-- start of RECORDS PROVIDED --
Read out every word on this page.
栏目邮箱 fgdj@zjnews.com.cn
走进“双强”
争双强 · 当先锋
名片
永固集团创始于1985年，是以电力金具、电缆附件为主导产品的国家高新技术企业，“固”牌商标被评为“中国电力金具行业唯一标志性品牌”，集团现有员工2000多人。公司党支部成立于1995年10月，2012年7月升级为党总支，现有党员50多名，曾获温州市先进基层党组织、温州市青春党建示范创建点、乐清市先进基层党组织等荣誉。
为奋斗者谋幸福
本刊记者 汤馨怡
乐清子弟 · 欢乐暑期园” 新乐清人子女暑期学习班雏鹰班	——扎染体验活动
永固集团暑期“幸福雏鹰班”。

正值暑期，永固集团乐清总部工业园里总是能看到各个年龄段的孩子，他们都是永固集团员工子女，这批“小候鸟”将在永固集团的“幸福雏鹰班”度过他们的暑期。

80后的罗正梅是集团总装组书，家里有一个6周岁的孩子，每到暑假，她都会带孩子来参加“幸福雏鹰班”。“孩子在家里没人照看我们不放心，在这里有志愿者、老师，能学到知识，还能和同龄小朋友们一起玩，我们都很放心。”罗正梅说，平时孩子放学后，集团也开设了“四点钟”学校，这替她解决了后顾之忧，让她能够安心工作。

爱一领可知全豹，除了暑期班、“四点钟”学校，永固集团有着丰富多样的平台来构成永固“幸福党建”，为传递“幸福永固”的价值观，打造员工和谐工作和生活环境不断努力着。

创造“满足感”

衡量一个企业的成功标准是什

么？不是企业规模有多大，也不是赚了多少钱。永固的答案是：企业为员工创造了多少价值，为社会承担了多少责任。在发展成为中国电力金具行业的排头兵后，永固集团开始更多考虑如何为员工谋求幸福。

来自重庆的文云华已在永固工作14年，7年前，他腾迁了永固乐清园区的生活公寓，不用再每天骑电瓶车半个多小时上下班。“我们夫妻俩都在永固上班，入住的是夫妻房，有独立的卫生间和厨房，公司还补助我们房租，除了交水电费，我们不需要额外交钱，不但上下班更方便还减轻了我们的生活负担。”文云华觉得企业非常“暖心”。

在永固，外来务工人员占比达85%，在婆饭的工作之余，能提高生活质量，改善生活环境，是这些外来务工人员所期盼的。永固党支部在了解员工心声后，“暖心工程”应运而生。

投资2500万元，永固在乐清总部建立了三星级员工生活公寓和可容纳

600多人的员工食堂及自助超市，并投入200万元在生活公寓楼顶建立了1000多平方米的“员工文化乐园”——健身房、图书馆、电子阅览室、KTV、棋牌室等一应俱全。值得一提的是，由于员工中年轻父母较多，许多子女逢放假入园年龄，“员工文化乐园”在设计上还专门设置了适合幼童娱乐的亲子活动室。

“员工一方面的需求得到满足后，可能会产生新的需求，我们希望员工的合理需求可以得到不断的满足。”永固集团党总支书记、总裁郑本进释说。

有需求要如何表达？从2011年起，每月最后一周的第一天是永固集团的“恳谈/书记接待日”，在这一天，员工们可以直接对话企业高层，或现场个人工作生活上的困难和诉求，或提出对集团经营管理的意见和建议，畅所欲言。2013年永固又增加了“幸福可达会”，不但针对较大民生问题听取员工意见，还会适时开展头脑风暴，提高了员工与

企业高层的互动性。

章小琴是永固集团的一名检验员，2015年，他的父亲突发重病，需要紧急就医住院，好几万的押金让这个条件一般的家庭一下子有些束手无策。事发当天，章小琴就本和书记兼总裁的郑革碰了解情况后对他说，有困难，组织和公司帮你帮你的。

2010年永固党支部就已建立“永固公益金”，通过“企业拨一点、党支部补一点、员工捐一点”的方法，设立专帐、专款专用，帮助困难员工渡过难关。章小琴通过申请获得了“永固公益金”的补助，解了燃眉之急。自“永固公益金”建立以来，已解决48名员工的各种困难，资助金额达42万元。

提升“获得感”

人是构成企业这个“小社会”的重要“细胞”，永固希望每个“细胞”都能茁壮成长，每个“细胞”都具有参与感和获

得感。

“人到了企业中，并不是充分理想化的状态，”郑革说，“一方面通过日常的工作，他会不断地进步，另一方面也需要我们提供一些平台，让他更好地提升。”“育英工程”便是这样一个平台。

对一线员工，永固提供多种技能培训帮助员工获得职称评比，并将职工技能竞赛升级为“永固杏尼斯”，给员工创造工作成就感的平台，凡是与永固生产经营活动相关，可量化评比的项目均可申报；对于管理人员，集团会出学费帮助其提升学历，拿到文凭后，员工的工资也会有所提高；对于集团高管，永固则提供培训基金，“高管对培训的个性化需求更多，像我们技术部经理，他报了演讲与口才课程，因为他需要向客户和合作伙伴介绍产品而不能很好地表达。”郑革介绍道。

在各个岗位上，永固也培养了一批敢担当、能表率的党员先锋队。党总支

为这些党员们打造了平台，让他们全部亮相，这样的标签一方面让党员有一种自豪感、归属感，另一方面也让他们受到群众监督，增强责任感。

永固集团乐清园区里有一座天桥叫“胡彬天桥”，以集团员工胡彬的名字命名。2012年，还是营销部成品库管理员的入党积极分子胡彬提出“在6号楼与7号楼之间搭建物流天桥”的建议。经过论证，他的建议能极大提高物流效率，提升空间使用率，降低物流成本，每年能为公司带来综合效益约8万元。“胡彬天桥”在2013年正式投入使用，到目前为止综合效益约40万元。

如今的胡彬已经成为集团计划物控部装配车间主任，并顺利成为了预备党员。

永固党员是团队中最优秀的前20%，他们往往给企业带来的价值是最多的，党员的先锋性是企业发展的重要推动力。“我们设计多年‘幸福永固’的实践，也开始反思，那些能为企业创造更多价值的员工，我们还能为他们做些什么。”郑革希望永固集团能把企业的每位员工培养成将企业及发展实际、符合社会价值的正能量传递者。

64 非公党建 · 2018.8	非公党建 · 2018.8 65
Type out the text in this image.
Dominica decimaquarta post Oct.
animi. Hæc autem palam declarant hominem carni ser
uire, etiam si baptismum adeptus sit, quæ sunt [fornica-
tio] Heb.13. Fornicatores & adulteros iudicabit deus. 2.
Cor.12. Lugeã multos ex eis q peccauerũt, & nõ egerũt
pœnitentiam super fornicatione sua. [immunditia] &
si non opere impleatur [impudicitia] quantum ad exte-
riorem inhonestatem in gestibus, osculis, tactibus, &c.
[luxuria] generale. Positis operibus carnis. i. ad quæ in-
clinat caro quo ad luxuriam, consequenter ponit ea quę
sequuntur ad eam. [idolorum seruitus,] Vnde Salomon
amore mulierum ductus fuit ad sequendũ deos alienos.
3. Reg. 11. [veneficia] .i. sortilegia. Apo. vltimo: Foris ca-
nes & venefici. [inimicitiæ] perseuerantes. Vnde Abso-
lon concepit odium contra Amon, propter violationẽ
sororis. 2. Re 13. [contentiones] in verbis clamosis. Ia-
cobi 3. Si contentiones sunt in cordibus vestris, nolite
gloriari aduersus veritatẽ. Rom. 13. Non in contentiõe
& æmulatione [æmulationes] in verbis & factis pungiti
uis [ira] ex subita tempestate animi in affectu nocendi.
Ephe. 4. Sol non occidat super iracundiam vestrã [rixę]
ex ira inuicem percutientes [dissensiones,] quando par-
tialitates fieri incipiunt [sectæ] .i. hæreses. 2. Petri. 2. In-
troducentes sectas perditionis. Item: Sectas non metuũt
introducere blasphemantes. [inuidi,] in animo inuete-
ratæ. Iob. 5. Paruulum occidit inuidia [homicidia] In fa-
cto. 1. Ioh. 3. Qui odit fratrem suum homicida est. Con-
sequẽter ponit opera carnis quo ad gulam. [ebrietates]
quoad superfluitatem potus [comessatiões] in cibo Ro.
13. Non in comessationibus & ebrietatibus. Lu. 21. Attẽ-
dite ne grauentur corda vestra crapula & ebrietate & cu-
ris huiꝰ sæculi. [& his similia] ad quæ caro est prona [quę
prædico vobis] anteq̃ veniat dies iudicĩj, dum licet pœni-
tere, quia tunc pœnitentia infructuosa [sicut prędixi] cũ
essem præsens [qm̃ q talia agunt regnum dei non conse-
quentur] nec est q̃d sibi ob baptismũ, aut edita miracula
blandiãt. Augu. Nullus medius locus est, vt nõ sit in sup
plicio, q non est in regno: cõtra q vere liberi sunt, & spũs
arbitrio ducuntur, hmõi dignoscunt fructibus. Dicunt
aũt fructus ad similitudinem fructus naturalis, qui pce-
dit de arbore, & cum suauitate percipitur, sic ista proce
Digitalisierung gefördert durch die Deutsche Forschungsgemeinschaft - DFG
-- end of RECORDS PROVIDED --
▶ **EXERCISE REQUIREMENTS**:
Go through the records and gather the lines that hold "contentiones".

▶ **EXPECTED ANSWER**:
sororis. 2. Re 13. [contentiones] in verbis clamosis. Ia-
cobi 3. Si contentiones sunt in cordibus vestris, nolite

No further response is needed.